**What to work on**.
1: Reproduce word for word the stretch of the forum thread on presenting yabbies for whiting from "My question is...Does" through "(Jan 25, 2007)".
2: Using the forum thread on presenting yabbies for whiting, decide whether each statement agrees with it: (a) The hook point goes through the tail tip first. (b) The yabbies draw little attention from the fish. (c) The yabbies are collected as the tide goes out. Answer yes or no for each, quoting the words of the thread that decide it.
3: List every part of the yabby that the hook is threaded through in the forum thread on presenting yabbies for whiting.

**Text section**.

::::::

# Best way of presenting Yabbies to catch whiting?



## Robbo (Jan 6, 2007)

Hi fellas,
From time to time when I often go out in the yak to deliberately catch whiting, I sometimes choose not to use SP's, and so I take the yabby pump and head for the sandflats as the tide begins to come in. With the yabbies I collect, I usually just thread them onto a long shank hook by threading the hook point through the tail tip then again through the body and finally through the head of the yabby. I do it this way since the head is the most solid part of the yabby (they are generally pulpy and tear easily) and the hook finishing at the head tends to stop the yabby from slipping off when casting etc... the yabbies get a lot of attention from the fish, however my actual hookup rates are not that great...I do face a great deal of competition for the yabby from the nuisance toadfish that always hang around so what I'm after is a better way of keeping the yabby on the hook so that it doesn't get tugged off so easily by the little fish.
My question is...Does anyone have a better way of presenting the yabby so as to increase actual hookup rates? Do you use the line to wrap around the yabby to keep it more secure on the hook causing more aggressive action from fish to get it off? Do you use a 90 degree Aberdeen hook for better hookup? Any advice is appreciated :wink:


----------



## Biggera Yakker (Jan 25, 2007)

::::::

(Extracted data entries)
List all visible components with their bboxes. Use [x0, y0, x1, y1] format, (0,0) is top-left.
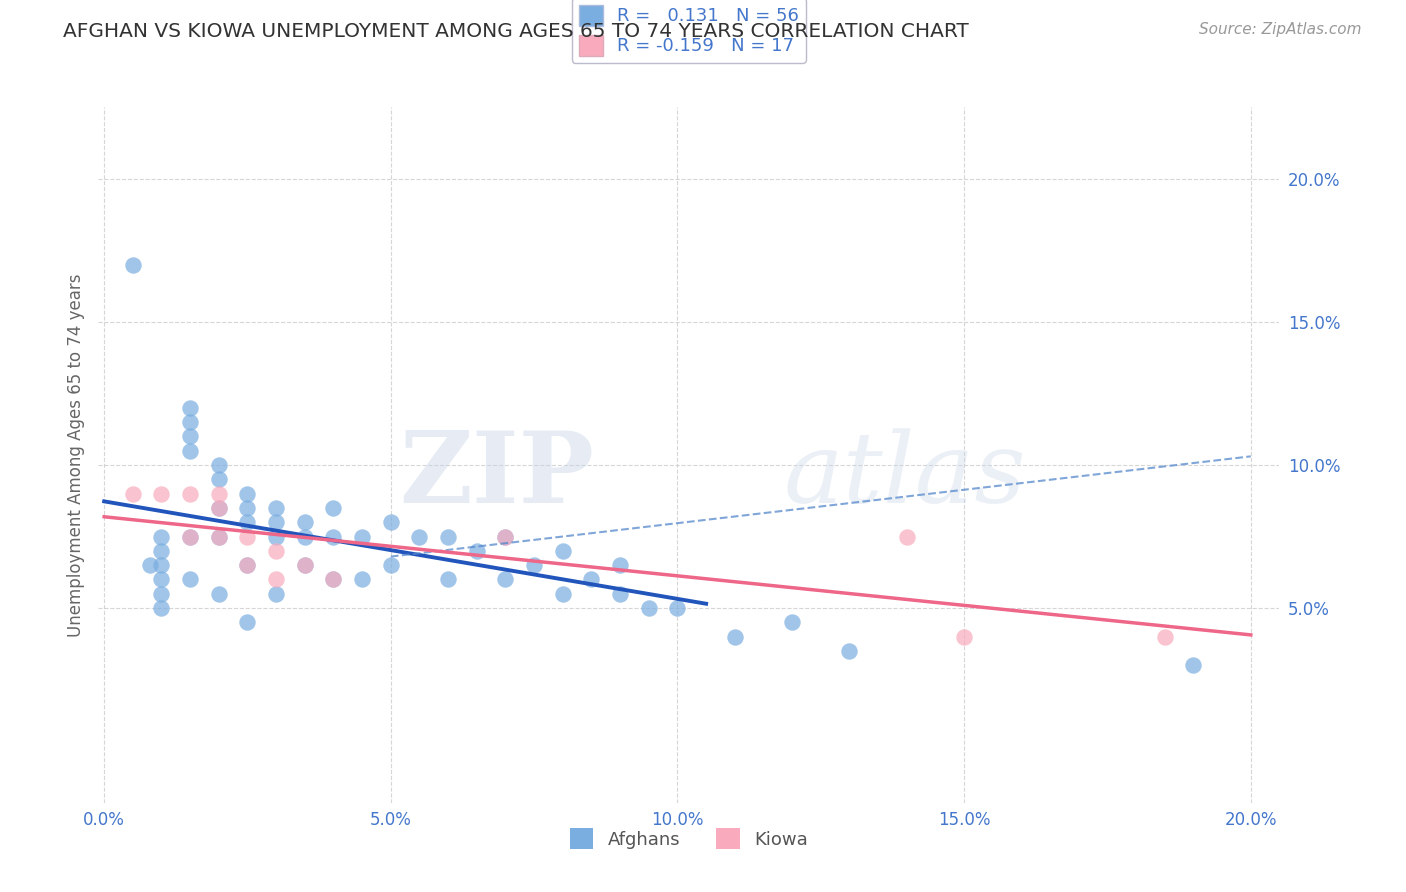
Point — [150, 529, 173, 543]
Point — [896, 529, 918, 543]
Point — [352, 529, 374, 543]
Point — [294, 515, 316, 529]
Point — [264, 573, 287, 587]
Point — [352, 573, 374, 587]
Point — [208, 529, 231, 543]
Point — [179, 429, 201, 443]
Point — [179, 529, 201, 543]
Point — [179, 529, 201, 543]
Point — [236, 558, 259, 573]
Point — [780, 615, 803, 630]
Point — [523, 558, 546, 573]
Point — [121, 258, 143, 272]
Point — [380, 558, 402, 573]
Point — [495, 529, 517, 543]
Point — [437, 529, 460, 543]
Point — [322, 573, 344, 587]
Point — [1182, 658, 1205, 673]
Point — [264, 587, 287, 601]
Point — [637, 601, 659, 615]
Point — [236, 486, 259, 500]
Point — [150, 544, 173, 558]
Point — [581, 573, 603, 587]
Point — [380, 515, 402, 529]
Point — [150, 601, 173, 615]
Point — [150, 573, 173, 587]
Y-axis label: Unemployment Among Ages 65 to 74 years: Unemployment Among Ages 65 to 74 years — [66, 273, 84, 637]
Point — [208, 500, 231, 515]
Point — [294, 558, 316, 573]
Point — [322, 529, 344, 543]
Point — [208, 529, 231, 543]
Point — [838, 644, 860, 658]
Point — [322, 573, 344, 587]
Point — [264, 544, 287, 558]
Point — [551, 544, 574, 558]
Point — [179, 443, 201, 458]
Point — [179, 401, 201, 415]
Point — [1153, 630, 1175, 644]
Point — [236, 558, 259, 573]
Point — [609, 587, 631, 601]
Point — [150, 587, 173, 601]
Point — [179, 573, 201, 587]
Point — [465, 544, 488, 558]
Text: AFGHAN VS KIOWA UNEMPLOYMENT AMONG AGES 65 TO 74 YEARS CORRELATION CHART: AFGHAN VS KIOWA UNEMPLOYMENT AMONG AGES … — [63, 22, 969, 41]
Point — [208, 458, 231, 472]
Point — [495, 529, 517, 543]
Legend: Afghans, Kiowa: Afghans, Kiowa — [562, 822, 815, 856]
Point — [264, 529, 287, 543]
Text: atlas: atlas — [783, 428, 1026, 524]
Point — [408, 529, 430, 543]
Point — [294, 558, 316, 573]
Point — [208, 500, 231, 515]
Point — [236, 515, 259, 529]
Point — [294, 529, 316, 543]
Point — [437, 573, 460, 587]
Point — [208, 472, 231, 486]
Point — [666, 601, 689, 615]
Point — [724, 630, 747, 644]
Point — [264, 500, 287, 515]
Point — [953, 630, 976, 644]
Point — [121, 486, 143, 500]
Point — [551, 587, 574, 601]
Text: Source: ZipAtlas.com: Source: ZipAtlas.com — [1198, 22, 1361, 37]
Point — [208, 587, 231, 601]
Point — [236, 500, 259, 515]
Point — [208, 486, 231, 500]
Point — [179, 486, 201, 500]
Point — [236, 529, 259, 543]
Text: ZIP: ZIP — [399, 427, 595, 524]
Point — [236, 615, 259, 630]
Point — [150, 486, 173, 500]
Point — [495, 573, 517, 587]
Point — [609, 558, 631, 573]
Point — [264, 515, 287, 529]
Point — [150, 558, 173, 573]
Point — [179, 415, 201, 429]
Point — [139, 558, 162, 573]
Point — [322, 500, 344, 515]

::::::

**The solutions**.
1:
My question is...Does anyone have a better way of presenting the yabby so as to increase actual hookup rates? Do you use the line to wrap around the yabby to keep it more secure on the hook causing more aggressive action from fish to get it off? Do you use a 90 degree Aberdeen hook for better hookup? Any advice is appreciated :wink:


----------



## Biggera Yakker (Jan 25, 2007)

2:
(a) Yes: "threading the hook point through the tail tip then again through the body and finally through the head of the yabby"
(b) No: "the yabbies get a lot of attention from the fish"
(c) No: "as the tide begins to come in"

3: tail tip, body, head